* _TRAVAUX À RÉALISER_
[A] Reformulez sous forme de liste le paragraphe de l'extrait qui commence par « Ces six dernières années ». Conservez-en les faits principaux.
[B] Rédigez la suite de l'extrait sur le mariage de même sexe en reprenant après sa dernière phrase.

* _EXTRAIT_
---

Mythes, distorsions et propagande
Aussi, j’ai mis sur pied HOPE (Homosexuels opposés à l’extrémisme de la Fierté) en 1997 afin:
n de dénoncer les mensonges, les mythes, les distorsions et la propagande de l’activisme gai contemporain;
n de désarticuler la politique de l’oppression et de la victimologie;
n de donner la parole aux gais et aux lesbiennes qui sont heureux et indépendants, qui ont réussi leur vie, qui ne se lèvent pas chaque jour avec «la haine, la bigoterie et la discrimination» qui les menacent sous leur lit et qui ne se précipitent pas auprès des cours de justice, des gouvernements ou des comités des droits de la personne pour une vie de préférences thérapeutiques.
Ces six dernières années, ma position présumément controversée m’a valu une attention considérable de la part des médias, me permettant des articles, publiant des articles me concernant, tant dans la presse gaie que dans la presse traditionnelle, m’accordant la participation à des entrevues et à des débats à la radio et à la télévision. En avril 2001, on m’a demandé une déclaration assermentée en faveur des répondants dans les cas de mariage de même sexe devant la Cour suprême de la Colombie-Britannique.
La plupart des Canadiens estiment que les gais et lesbiennes devraient avoir le droit de s’engager dans n’importe quelle sorte de sexualité consensuelle selon leurs préférences et d’organiser leur vie de la façon qui leur plaît. Mais j’en ai marre de ce mantra activiste qui voudrait que ma dignité et mes relations soient dévaluées parce que l’État ne veut pas légiférer sur un mariage de même sexe. Et je ne suis pas inquiet et égoïste au point d’exiger que le mariage soit redéfini pour le reste du monde. Le mariage n’est pas une convention arbitraire et ne doit pas changer avec le temps qui passe. On ne parle pas de musique, de mode ou d’art. On parle d’une institution dont les quatre interdits (on ne peut marier qu’une personne à la fois, une personne de l’autre sexe, une personne qui n’est jamais sous un certain âge et qui n’est pas de parenté rapprochée) ont été fixés dans la morale et dans la loi pendant des millénaires. L’humanité aspire à de tels facteurs stabilisants dans notre monde kaléidoscopique. Si nous abandonnons ces normes, alors tout devient légal et tout devient moral. Si on accorde les mariages gais (une prérogative des empereurs romains les plus décadents), pourquoi alors ne pas accepter la polygamie? Pourquoi pas l’union frère et sœur, parent et enfant?

---

* _DONNÉES SOURCES_

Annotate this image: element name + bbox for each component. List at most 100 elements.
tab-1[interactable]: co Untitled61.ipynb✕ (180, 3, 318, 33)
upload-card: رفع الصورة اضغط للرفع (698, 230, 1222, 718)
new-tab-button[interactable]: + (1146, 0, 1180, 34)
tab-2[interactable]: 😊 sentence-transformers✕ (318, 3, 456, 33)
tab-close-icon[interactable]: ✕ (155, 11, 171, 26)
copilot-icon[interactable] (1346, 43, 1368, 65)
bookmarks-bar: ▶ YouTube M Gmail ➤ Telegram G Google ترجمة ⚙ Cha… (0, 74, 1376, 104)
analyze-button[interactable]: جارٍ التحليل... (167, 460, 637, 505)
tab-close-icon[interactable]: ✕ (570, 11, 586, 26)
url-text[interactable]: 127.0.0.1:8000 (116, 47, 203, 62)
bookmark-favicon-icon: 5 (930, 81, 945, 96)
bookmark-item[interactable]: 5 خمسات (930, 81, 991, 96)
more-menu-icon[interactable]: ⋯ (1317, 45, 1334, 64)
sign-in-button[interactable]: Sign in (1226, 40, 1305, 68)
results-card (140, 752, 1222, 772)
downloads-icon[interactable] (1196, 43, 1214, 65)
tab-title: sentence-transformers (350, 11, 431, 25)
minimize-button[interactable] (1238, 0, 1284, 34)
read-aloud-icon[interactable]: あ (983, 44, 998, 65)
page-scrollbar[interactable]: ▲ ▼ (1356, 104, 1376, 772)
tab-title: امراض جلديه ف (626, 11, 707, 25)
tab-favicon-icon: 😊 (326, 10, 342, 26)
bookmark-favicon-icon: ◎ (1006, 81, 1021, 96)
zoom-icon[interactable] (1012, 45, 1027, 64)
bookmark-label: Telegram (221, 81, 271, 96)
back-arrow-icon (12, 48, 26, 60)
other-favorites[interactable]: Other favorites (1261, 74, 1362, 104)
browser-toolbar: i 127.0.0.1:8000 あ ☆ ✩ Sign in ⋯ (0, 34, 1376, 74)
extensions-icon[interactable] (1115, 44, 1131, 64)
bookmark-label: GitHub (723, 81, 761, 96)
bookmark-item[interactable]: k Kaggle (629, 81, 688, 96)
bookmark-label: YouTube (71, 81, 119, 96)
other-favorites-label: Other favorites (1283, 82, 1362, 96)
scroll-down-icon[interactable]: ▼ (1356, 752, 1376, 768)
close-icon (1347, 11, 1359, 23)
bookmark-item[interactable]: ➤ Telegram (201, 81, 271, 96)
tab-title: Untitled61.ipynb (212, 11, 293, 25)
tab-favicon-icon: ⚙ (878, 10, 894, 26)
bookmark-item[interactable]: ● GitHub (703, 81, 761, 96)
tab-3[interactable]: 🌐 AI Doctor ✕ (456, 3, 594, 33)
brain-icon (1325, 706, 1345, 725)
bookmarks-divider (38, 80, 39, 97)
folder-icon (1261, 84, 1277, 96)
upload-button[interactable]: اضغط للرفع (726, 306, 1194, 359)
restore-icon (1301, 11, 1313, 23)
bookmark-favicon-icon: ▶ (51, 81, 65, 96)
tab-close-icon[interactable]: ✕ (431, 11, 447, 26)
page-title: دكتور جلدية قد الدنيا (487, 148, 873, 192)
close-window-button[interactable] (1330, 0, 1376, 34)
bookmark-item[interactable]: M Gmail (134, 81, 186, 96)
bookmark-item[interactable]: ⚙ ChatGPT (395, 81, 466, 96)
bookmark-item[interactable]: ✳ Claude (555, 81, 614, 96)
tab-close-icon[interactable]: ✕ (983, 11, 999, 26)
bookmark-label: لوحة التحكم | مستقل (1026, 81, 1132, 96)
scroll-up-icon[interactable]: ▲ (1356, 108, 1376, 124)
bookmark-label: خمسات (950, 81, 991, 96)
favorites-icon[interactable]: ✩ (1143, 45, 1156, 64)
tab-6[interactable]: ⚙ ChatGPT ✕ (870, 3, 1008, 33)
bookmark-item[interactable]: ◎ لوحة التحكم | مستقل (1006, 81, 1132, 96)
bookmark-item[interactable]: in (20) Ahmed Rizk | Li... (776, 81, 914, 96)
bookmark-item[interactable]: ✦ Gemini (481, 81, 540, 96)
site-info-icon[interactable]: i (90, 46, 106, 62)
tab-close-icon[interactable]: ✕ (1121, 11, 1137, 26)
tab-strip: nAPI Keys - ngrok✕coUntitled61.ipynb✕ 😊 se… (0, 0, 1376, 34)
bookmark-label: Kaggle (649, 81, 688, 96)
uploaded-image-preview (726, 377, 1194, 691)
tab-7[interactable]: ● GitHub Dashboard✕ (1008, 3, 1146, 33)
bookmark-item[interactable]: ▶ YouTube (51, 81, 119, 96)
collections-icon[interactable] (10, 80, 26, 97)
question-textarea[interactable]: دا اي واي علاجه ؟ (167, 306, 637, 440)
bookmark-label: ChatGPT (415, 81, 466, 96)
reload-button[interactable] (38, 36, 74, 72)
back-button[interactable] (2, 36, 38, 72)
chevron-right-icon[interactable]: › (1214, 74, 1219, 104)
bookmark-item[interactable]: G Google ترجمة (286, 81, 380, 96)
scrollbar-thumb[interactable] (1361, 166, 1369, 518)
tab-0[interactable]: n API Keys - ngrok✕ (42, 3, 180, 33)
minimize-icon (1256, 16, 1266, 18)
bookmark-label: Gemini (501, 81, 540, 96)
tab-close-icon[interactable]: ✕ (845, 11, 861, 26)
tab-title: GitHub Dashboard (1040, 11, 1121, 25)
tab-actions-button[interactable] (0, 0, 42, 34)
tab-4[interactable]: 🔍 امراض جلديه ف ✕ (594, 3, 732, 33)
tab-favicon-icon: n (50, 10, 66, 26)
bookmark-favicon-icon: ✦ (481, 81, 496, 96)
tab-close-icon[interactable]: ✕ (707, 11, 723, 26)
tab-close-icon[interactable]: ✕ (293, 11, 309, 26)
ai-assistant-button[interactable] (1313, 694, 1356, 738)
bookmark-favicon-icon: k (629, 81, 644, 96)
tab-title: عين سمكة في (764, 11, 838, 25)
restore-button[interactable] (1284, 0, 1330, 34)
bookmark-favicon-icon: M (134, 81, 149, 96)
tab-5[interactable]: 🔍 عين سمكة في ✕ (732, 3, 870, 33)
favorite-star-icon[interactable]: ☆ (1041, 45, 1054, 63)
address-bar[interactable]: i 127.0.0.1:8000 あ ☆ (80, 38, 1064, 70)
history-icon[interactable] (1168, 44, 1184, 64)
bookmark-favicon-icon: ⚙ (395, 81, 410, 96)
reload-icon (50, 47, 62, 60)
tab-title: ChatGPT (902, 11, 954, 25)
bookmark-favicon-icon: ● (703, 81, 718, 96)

---

* _RÉPONSES DÉTAILLÉES_
[A]
- Depuis six ans, ma position jugée controversée m'attire une attention médiatique considérable.
- Des articles me concernant ont paru dans la presse gaie comme dans la presse traditionnelle.
- J'ai participé à des entrevues et à des débats à la radio et à la télévision.
- En avril 2001, on m'a demandé une déclaration assermentée en faveur des répondants dans les causes de mariage de même sexe devant la Cour suprême de la Colombie-Britannique.

[B]
Il n’est pas nécessaire d’être un fondamentaliste religieux ou un fanatique de droite pour être opposé au mariage gai. On notera qu’une coalition multiconfessionnelle de catholiques, de sikhs, de musulmans, d’anglicans et d’évangélistes est intervenue dans le débat judiciaire portant sur l’acte du mariage et compte mener jusqu’au bout le combat contre ce nihilisme. Le fait qu’un regroupement aussi divers d’organisations religieuses pourtant en désaccord sur de nombreux points d’ordre doctrinal, théologique et pratique soit unanime dans la défense du mariage montre clairement un souci majeur envers cette question. Par conséquent, les gais devraient cesser de rouspéter contre les chrétiens, les juifs et les musulmans sincères qui exercent leur droit constitutionnel de liberté d’expression sur le sujet de l’homosexualité et dont la vaste perspective philosophique triomphe facilement du provincialisme et de l’amoralité du monde gai. En effet, leur position est plus crédible et honnête que la casuistique tortueuse des ecclésiastiques intéressés qui prennent le chemin de la moindre résistance en créant leur propre église sur mesure pour proclamer leur philosophie de l’arc-en-ciel.